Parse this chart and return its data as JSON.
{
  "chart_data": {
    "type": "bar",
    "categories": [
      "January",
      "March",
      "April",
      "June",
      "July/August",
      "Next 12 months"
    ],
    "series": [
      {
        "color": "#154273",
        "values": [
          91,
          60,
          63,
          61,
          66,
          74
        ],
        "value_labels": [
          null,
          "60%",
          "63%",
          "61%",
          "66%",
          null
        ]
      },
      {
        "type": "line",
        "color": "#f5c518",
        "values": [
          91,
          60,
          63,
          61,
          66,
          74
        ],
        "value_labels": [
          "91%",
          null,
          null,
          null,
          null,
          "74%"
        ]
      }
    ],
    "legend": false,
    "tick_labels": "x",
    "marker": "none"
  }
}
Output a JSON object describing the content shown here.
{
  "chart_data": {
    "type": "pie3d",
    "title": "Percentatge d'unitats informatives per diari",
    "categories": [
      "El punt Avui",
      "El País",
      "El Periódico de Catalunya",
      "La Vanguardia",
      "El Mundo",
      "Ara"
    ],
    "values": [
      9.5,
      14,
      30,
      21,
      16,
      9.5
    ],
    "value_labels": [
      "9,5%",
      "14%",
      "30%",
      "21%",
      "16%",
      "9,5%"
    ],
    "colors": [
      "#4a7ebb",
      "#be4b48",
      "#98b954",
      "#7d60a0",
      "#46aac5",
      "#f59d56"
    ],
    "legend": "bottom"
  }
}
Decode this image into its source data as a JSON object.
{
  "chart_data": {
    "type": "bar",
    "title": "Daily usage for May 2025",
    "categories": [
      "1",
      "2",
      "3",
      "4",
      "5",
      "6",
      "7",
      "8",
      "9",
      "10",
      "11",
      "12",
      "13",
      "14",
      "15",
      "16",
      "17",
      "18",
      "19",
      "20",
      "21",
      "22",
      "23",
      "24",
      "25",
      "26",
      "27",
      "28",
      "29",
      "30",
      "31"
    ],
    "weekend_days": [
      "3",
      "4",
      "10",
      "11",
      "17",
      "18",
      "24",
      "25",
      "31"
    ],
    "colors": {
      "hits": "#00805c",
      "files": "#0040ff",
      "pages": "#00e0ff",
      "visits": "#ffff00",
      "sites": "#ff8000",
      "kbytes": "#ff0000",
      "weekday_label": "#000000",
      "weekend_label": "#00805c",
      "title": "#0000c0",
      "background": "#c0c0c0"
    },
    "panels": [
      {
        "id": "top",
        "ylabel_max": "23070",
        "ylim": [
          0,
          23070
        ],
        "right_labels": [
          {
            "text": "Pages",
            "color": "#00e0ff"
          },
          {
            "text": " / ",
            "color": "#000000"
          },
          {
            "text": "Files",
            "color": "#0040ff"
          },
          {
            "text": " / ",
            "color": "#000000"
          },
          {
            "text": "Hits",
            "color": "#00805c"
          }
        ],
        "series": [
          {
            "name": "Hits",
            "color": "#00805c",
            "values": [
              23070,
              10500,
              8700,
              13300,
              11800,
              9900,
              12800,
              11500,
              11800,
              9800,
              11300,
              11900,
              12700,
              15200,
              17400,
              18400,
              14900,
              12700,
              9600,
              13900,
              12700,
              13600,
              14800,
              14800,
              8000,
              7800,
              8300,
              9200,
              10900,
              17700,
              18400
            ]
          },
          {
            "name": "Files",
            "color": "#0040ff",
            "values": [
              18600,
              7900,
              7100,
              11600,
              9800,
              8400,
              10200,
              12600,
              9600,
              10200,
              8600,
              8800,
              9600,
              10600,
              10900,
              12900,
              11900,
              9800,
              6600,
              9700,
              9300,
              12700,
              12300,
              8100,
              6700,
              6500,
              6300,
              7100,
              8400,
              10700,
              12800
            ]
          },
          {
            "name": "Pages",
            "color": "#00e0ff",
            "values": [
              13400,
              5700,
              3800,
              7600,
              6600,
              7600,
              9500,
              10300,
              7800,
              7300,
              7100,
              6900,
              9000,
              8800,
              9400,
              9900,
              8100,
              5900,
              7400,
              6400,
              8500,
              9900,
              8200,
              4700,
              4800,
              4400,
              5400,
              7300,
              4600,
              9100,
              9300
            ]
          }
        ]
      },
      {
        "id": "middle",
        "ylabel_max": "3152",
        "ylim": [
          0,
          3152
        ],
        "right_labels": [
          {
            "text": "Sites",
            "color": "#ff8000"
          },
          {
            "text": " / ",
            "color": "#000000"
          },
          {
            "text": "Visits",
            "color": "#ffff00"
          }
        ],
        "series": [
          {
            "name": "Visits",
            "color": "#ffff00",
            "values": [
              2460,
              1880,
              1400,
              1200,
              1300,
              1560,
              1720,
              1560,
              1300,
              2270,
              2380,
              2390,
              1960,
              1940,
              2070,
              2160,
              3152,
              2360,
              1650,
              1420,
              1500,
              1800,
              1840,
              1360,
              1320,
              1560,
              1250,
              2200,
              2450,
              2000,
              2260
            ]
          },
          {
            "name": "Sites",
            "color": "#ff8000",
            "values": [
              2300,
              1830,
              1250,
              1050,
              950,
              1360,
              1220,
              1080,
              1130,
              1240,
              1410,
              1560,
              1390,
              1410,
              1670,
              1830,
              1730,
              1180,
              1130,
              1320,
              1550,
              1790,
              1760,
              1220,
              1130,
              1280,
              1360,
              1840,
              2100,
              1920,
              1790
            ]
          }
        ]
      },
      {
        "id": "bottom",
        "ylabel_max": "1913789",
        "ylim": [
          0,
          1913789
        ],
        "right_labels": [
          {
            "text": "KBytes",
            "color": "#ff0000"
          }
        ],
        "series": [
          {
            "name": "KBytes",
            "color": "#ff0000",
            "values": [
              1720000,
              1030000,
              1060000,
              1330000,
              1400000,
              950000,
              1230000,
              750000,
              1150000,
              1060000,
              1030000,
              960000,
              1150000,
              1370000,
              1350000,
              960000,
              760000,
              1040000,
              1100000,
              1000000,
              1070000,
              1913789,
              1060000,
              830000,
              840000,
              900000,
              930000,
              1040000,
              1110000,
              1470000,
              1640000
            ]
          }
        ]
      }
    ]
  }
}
● ● ● ● ●
▶ Required task
Where a line above includes "object", copy that line.

▶ Task answer
Output a JSON object describing the content shown here.
Decode this image into its source data as a JSON object.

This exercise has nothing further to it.